— BEGIN EXERCISE INPUTS —
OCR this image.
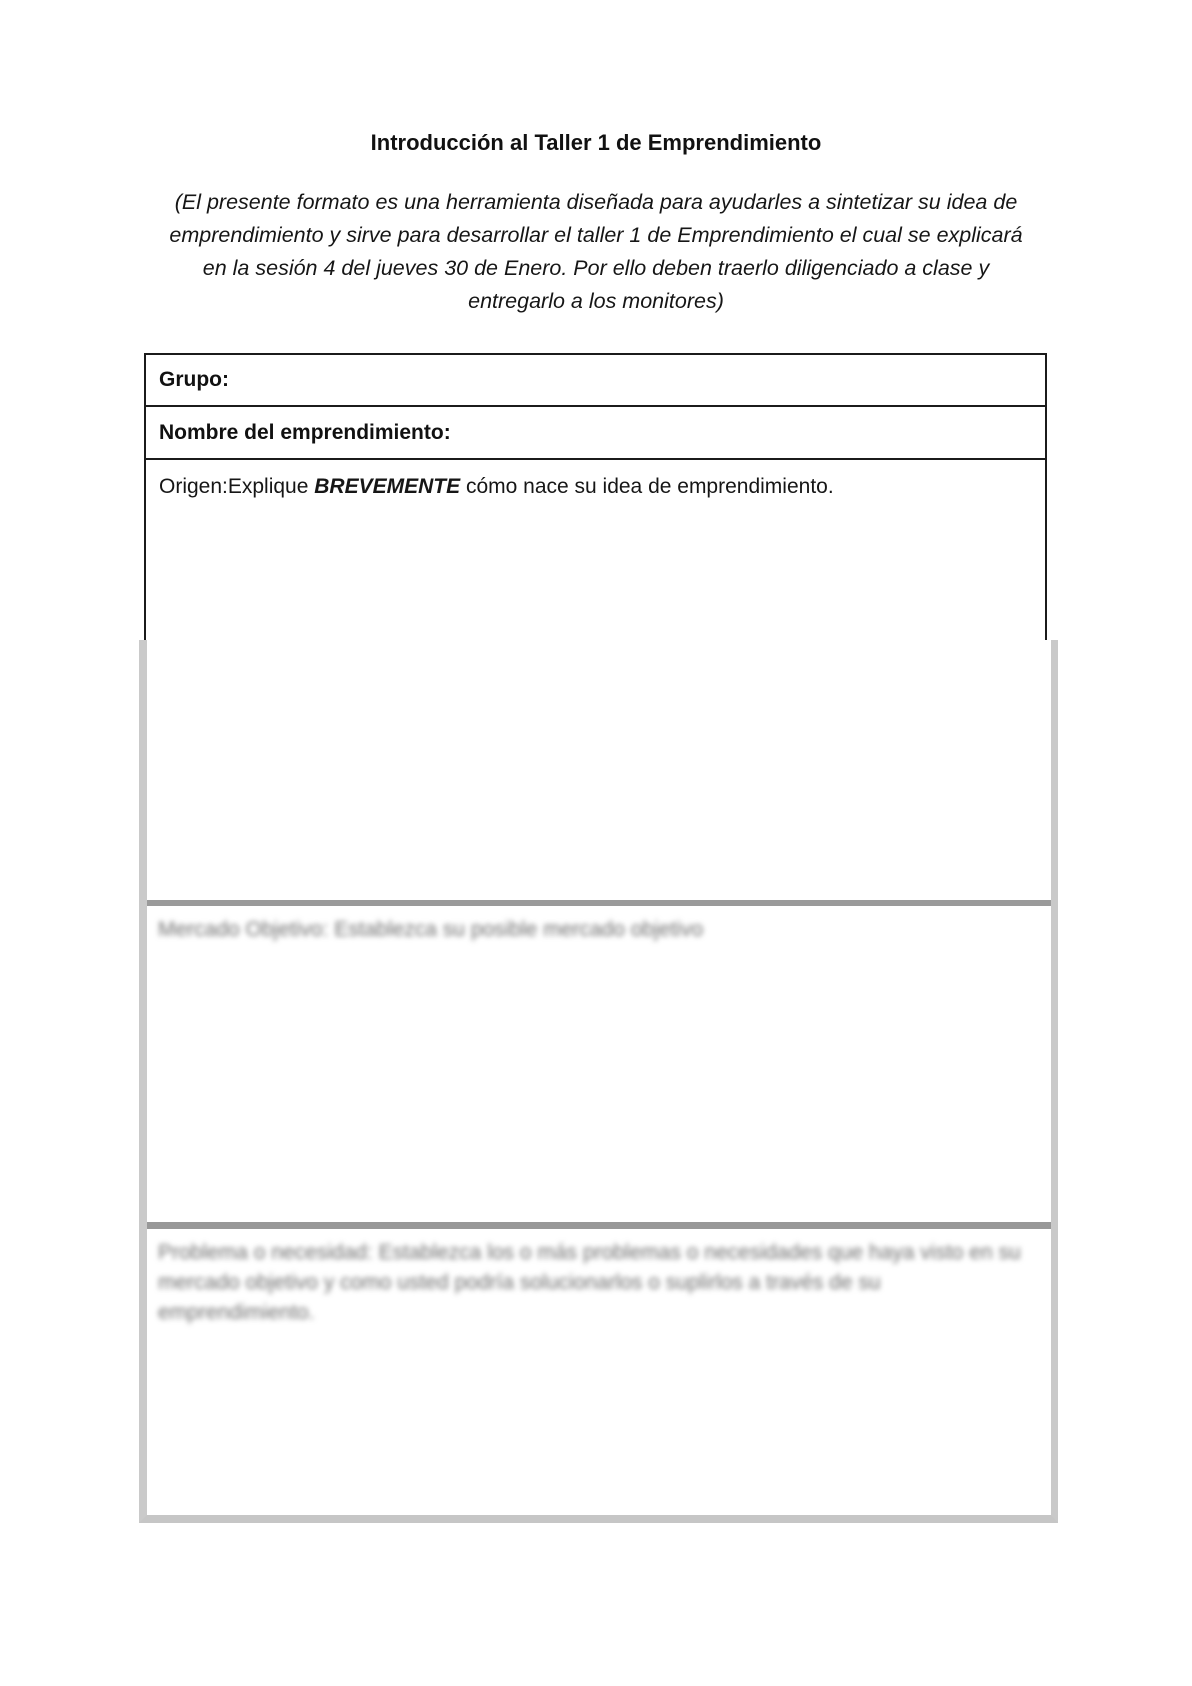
Introducción al Taller 1 de Emprendimiento

(El presente formato es una herramienta diseñada para ayudarles a sintetizar su idea de
emprendimiento y sirve para desarrollar el taller 1 de Emprendimiento el cual se explicará
en la sesión 4 del jueves 30 de Enero. Por ello deben traerlo diligenciado a clase y
entregarlo a los monitores)

Grupo:
Nombre del emprendimiento:
Origen:Explique BREVEMENTE cómo nace su idea de emprendimiento.
Mercado Objetivo: Establezca su posible mercado objetivo
Problema o necesidad: Establezca los o más problemas o necesidades que haya visto en su mercado objetivo y como usted podría solucionarlos o suplirlos a través de su emprendimiento.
— END EXERCISE INPUTS —
* _WHAT IS NEEDED_: Copy out each line word for word, please, skipping the images.

* _EXPECTED OUTPUT_:
OCR this image.
Introducción al Taller 1 de Emprendimiento

(El presente formato es una herramienta diseñada para ayudarles a sintetizar su idea de
emprendimiento y sirve para desarrollar el taller 1 de Emprendimiento el cual se explicará
en la sesión 4 del jueves 30 de Enero. Por ello deben traerlo diligenciado a clase y
entregarlo a los monitores)

Grupo:
Nombre del emprendimiento:
Origen:Explique BREVEMENTE cómo nace su idea de emprendimiento.
Mercado Objetivo: Establezca su posible mercado objetivo
Problema o necesidad: Establezca los o más problemas o necesidades que haya visto en su mercado objetivo y como usted podría solucionarlos o suplirlos a través de su emprendimiento.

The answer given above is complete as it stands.